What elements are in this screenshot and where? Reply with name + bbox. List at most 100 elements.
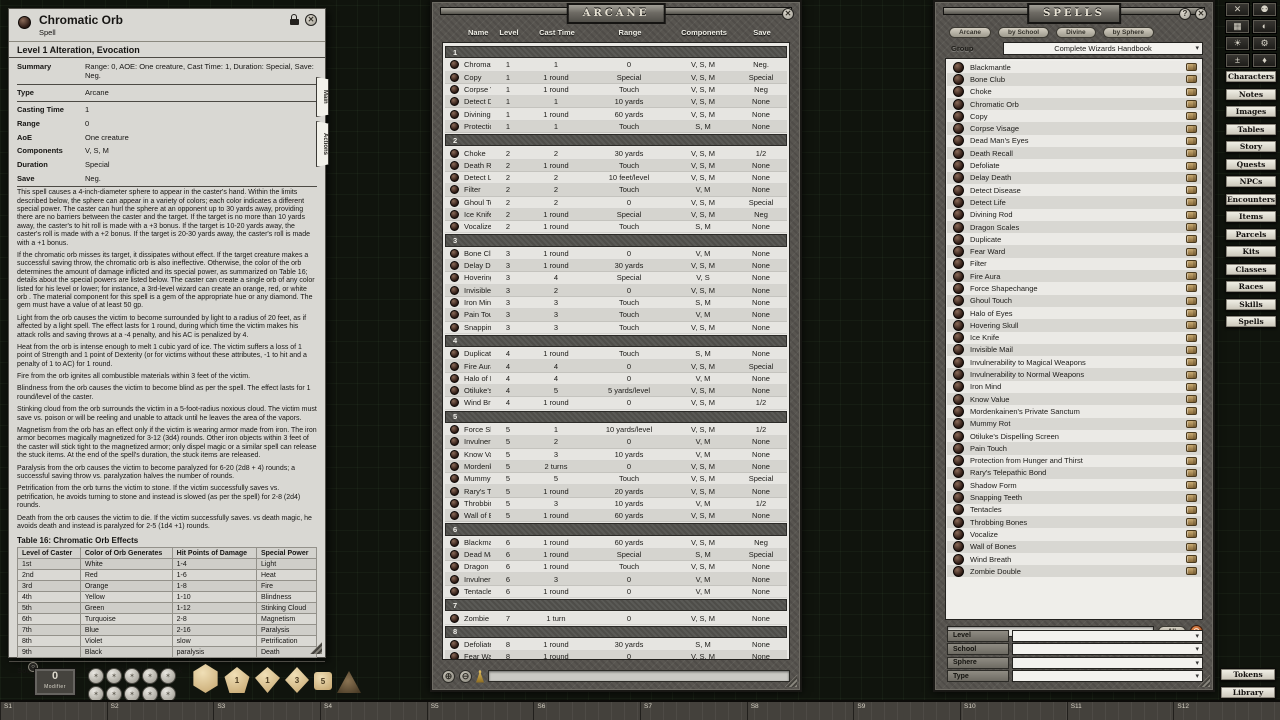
...
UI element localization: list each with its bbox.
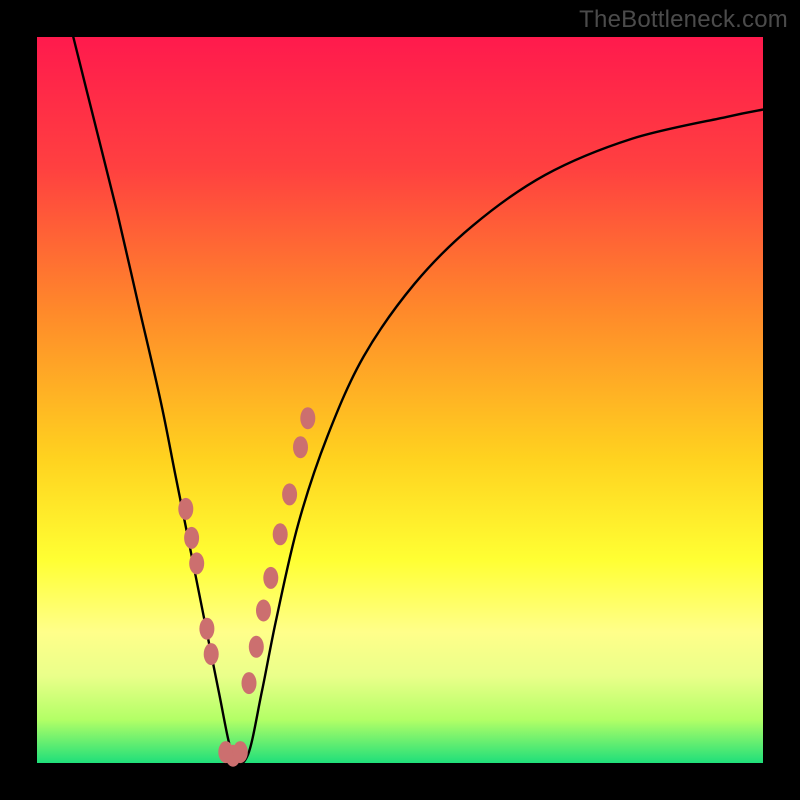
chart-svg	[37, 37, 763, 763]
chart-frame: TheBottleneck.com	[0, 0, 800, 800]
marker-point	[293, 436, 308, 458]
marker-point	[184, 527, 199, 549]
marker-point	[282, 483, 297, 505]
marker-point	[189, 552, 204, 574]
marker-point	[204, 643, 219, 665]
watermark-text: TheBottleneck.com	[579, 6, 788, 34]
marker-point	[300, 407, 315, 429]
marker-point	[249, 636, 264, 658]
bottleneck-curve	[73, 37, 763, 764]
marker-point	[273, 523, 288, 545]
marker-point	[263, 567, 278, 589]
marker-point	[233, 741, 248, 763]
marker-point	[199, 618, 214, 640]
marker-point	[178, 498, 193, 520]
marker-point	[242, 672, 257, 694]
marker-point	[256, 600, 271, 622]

- _Goal_: Copy out the material between the line containing "UI element localization: list" and the line containing "567, 278, 589]", inclusive, omitting the pictures.

- _Complete output_:
UI element localization: list each with its bbox.
chart-svg	[37, 37, 763, 763]
chart-frame: TheBottleneck.com	[0, 0, 800, 800]
marker-point	[293, 436, 308, 458]
marker-point	[184, 527, 199, 549]
marker-point	[282, 483, 297, 505]
marker-point	[189, 552, 204, 574]
marker-point	[204, 643, 219, 665]
watermark-text: TheBottleneck.com	[579, 6, 788, 34]
marker-point	[300, 407, 315, 429]
marker-point	[249, 636, 264, 658]
bottleneck-curve	[73, 37, 763, 764]
marker-point	[273, 523, 288, 545]
marker-point	[263, 567, 278, 589]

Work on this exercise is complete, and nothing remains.